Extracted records
_ _ _ _ _ _ _

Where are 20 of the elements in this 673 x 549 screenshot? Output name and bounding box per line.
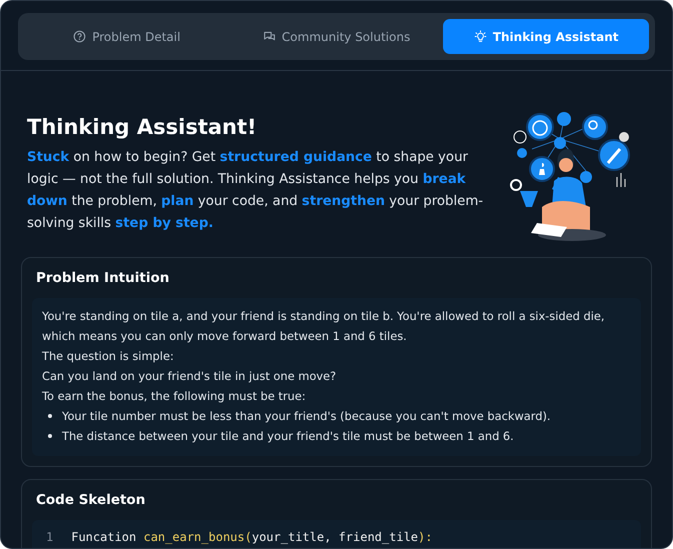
tab[interactable]: Community Solutions <box>234 19 440 54</box>
intro-paragraph: Stuck on how to begin? Get structured guidance to shape your logic — not the full solution. Thinking Assistance helps you break down the problem, plan your code, and strengthen your problem-solving skills step by step. <box>27 149 484 233</box>
bullet-icon <box>48 434 52 438</box>
intuition-text: The question is simple: <box>42 348 175 365</box>
bullet-icon <box>48 414 52 418</box>
line-number: 1 <box>46 530 54 544</box>
intuition-text: Can you land on your friend's tile in just one move? <box>42 368 338 385</box>
bullet-text: The distance between your tile and your friend's tile must be between 1 and 6. <box>62 428 514 445</box>
code-line: Funcation can_earn_bonus(your_title, friend_tile): <box>71 530 432 544</box>
chat-icon <box>262 30 276 43</box>
tab[interactable]: Thinking Assistant <box>443 19 650 54</box>
question-icon <box>73 30 86 43</box>
intuition-text: You're standing on tile a, and your friend is standing on tile b. You're allowed to roll a six-sided die, which means you can only move forward between 1 and 6 tiles. <box>42 308 606 345</box>
page-title: Thinking Assistant! <box>27 115 258 139</box>
lightbulb-icon <box>474 30 487 43</box>
bullet-text: Your tile number must be less than your friend's (because you can't move backward). <box>62 408 551 425</box>
card-title: Code Skeleton <box>36 492 146 508</box>
intuition-text: To earn the bonus, the following must be true: <box>42 388 307 405</box>
card-title: Problem Intuition <box>36 270 170 286</box>
tab[interactable]: Problem Detail <box>24 19 230 54</box>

_ _ _ _ _ _ _

■ **Stated exercise**: Quote everything from the line containing "tab[interactable]: Community Solutions" down to the end of the extracted records.

■ **Full solution**:
tab[interactable]: Community Solutions <box>234 19 440 54</box>
intro-paragraph: Stuck on how to begin? Get structured guidance to shape your logic — not the full solution. Thinking Assistance helps you break down the problem, plan your code, and strengthen your problem-solving skills step by step. <box>27 149 484 233</box>
bullet-icon <box>48 434 52 438</box>
intuition-text: The question is simple: <box>42 348 175 365</box>
bullet-icon <box>48 414 52 418</box>
line-number: 1 <box>46 530 54 544</box>
intuition-text: Can you land on your friend's tile in just one move? <box>42 368 338 385</box>
bullet-text: The distance between your tile and your friend's tile must be between 1 and 6. <box>62 428 514 445</box>
code-line: Funcation can_earn_bonus(your_title, friend_tile): <box>71 530 432 544</box>
chat-icon <box>262 30 276 43</box>
tab[interactable]: Thinking Assistant <box>443 19 650 54</box>
question-icon <box>73 30 86 43</box>
intuition-text: You're standing on tile a, and your friend is standing on tile b. You're allowed to roll a six-sided die, which means you can only move forward between 1 and 6 tiles. <box>42 308 606 345</box>
page-title: Thinking Assistant! <box>27 115 258 139</box>
lightbulb-icon <box>474 30 487 43</box>
bullet-text: Your tile number must be less than your friend's (because you can't move backward). <box>62 408 551 425</box>
card-title: Code Skeleton <box>36 492 146 508</box>
intuition-text: To earn the bonus, the following must be true: <box>42 388 307 405</box>
card-title: Problem Intuition <box>36 270 170 286</box>
tab[interactable]: Problem Detail <box>24 19 230 54</box>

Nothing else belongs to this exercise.